(Structured figure records)
-*-
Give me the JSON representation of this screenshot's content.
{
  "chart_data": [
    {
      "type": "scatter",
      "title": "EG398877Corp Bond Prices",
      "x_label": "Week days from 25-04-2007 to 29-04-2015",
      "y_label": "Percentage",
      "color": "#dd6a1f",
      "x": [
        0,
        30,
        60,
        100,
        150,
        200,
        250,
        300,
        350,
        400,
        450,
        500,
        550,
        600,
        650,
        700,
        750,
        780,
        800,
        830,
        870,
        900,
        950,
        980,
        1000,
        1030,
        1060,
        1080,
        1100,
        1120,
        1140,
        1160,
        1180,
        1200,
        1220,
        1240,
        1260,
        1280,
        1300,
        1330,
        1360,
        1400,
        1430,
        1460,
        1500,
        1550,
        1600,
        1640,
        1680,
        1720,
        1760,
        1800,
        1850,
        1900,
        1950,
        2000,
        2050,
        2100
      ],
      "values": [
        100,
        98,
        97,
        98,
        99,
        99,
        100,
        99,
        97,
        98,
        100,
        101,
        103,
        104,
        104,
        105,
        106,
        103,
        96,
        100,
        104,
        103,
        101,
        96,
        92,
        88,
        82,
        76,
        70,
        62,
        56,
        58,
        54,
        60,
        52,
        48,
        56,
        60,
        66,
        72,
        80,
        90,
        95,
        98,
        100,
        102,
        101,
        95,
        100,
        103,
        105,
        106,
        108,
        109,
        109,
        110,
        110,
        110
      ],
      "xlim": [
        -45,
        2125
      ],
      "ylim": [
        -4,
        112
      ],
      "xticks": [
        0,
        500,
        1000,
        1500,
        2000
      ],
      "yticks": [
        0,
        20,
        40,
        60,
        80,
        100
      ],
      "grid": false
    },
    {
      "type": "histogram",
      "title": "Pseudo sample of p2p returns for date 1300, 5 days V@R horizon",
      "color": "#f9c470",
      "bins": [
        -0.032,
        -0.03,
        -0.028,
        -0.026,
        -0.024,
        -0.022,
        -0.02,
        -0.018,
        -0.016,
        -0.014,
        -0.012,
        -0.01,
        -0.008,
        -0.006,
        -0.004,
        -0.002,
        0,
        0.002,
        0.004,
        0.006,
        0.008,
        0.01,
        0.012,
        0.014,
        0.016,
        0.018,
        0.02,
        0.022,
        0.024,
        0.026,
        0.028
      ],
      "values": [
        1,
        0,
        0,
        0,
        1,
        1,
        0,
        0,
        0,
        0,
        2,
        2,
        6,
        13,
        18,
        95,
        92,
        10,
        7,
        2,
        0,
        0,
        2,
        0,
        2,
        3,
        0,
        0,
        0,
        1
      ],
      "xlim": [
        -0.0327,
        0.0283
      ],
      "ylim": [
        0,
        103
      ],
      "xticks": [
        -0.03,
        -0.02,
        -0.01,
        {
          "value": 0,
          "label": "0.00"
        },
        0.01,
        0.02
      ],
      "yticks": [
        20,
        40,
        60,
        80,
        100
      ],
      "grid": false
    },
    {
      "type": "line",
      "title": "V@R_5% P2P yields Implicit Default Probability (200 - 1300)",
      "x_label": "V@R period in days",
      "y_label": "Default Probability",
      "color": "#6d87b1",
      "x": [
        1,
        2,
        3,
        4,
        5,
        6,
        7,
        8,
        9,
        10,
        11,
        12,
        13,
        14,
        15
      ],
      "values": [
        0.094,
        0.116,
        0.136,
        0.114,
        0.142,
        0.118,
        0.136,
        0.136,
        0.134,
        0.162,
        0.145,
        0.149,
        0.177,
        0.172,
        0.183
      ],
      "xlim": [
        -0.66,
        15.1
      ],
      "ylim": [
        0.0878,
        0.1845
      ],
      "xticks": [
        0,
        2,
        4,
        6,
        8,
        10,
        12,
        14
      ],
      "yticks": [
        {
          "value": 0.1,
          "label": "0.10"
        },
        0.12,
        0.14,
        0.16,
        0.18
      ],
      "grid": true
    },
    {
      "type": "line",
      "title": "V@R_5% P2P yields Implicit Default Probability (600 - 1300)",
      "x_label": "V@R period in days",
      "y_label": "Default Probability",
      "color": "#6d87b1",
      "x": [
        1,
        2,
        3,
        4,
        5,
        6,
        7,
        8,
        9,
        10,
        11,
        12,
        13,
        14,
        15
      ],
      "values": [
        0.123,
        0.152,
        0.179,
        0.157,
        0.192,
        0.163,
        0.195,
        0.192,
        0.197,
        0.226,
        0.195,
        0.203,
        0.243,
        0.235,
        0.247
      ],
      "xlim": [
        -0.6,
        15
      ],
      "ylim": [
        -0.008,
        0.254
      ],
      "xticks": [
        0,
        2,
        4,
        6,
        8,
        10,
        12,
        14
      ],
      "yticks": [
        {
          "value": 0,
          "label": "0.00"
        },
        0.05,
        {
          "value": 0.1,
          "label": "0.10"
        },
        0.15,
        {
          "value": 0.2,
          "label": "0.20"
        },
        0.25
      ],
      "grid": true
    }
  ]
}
-*-
--- Problem ---
In the data above, count the lines where the word "color" appears; reply with the number only.

--- Task solution ---
4